** START **

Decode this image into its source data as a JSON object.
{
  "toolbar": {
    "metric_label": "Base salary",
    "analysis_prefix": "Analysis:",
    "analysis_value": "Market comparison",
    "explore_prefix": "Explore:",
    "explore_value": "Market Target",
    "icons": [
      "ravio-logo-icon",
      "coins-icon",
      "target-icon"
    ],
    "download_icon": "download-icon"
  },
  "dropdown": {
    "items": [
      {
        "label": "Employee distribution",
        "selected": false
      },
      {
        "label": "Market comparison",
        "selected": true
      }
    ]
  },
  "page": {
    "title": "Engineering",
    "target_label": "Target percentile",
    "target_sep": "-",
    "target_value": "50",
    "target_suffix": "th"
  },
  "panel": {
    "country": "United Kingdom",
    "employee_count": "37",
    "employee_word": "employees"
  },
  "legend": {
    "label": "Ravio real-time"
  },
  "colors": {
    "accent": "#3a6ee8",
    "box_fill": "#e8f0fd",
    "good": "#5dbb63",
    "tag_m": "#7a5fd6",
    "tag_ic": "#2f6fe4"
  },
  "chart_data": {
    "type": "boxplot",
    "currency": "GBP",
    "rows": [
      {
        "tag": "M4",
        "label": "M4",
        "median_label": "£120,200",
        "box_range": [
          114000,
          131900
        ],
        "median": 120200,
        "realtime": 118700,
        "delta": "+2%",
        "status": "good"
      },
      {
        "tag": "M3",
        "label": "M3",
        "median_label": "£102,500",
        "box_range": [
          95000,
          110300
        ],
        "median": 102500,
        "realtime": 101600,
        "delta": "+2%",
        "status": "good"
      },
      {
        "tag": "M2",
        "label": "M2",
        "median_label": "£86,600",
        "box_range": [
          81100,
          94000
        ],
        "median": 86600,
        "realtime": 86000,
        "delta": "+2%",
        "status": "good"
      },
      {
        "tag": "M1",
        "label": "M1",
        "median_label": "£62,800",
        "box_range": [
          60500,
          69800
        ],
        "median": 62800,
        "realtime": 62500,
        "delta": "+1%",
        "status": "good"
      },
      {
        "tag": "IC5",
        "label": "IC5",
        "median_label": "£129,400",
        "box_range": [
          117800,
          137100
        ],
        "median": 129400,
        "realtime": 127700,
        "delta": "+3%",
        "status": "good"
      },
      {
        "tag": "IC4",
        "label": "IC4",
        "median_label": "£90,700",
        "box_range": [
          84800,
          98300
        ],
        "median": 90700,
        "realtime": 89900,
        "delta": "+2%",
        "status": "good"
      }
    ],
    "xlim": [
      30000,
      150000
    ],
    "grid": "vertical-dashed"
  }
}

** END **

Transcribe every entry verbatim.

Decode this image into its source data as a JSON object.
{
  "toolbar": {
    "metric_label": "Base salary",
    "analysis_prefix": "Analysis:",
    "analysis_value": "Market comparison",
    "explore_prefix": "Explore:",
    "explore_value": "Market Target",
    "icons": [
      "ravio-logo-icon",
      "coins-icon",
      "target-icon"
    ],
    "download_icon": "download-icon"
  },
  "dropdown": {
    "items": [
      {
        "label": "Employee distribution",
        "selected": false
      },
      {
        "label": "Market comparison",
        "selected": true
      }
    ]
  },
  "page": {
    "title": "Engineering",
    "target_label": "Target percentile",
    "target_sep": "-",
    "target_value": "50",
    "target_suffix": "th"
  },
  "panel": {
    "country": "United Kingdom",
    "employee_count": "37",
    "employee_word": "employees"
  },
  "legend": {
    "label": "Ravio real-time"
  },
  "colors": {
    "accent": "#3a6ee8",
    "box_fill": "#e8f0fd",
    "good": "#5dbb63",
    "tag_m": "#7a5fd6",
    "tag_ic": "#2f6fe4"
  },
  "chart_data": {
    "type": "boxplot",
    "currency": "GBP",
    "rows": [
      {
        "tag": "M4",
        "label": "M4",
        "median_label": "£120,200",
        "box_range": [
          114000,
          131900
        ],
        "median": 120200,
        "realtime": 118700,
        "delta": "+2%",
        "status": "good"
      },
      {
        "tag": "M3",
        "label": "M3",
        "median_label": "£102,500",
        "box_range": [
          95000,
          110300
        ],
        "median": 102500,
        "realtime": 101600,
        "delta": "+2%",
        "status": "good"
      },
      {
        "tag": "M2",
        "label": "M2",
        "median_label": "£86,600",
        "box_range": [
          81100,
          94000
        ],
        "median": 86600,
        "realtime": 86000,
        "delta": "+2%",
        "status": "good"
      },
      {
        "tag": "M1",
        "label": "M1",
        "median_label": "£62,800",
        "box_range": [
          60500,
          69800
        ],
        "median": 62800,
        "realtime": 62500,
        "delta": "+1%",
        "status": "good"
      },
      {
        "tag": "IC5",
        "label": "IC5",
        "median_label": "£129,400",
        "box_range": [
          117800,
          137100
        ],
        "median": 129400,
        "realtime": 127700,
        "delta": "+3%",
        "status": "good"
      },
      {
        "tag": "IC4",
        "label": "IC4",
        "median_label": "£90,700",
        "box_range": [
          84800,
          98300
        ],
        "median": 90700,
        "realtime": 89900,
        "delta": "+2%",
        "status": "good"
      }
    ],
    "xlim": [
      30000,
      150000
    ],
    "grid": "vertical-dashed"
  }
}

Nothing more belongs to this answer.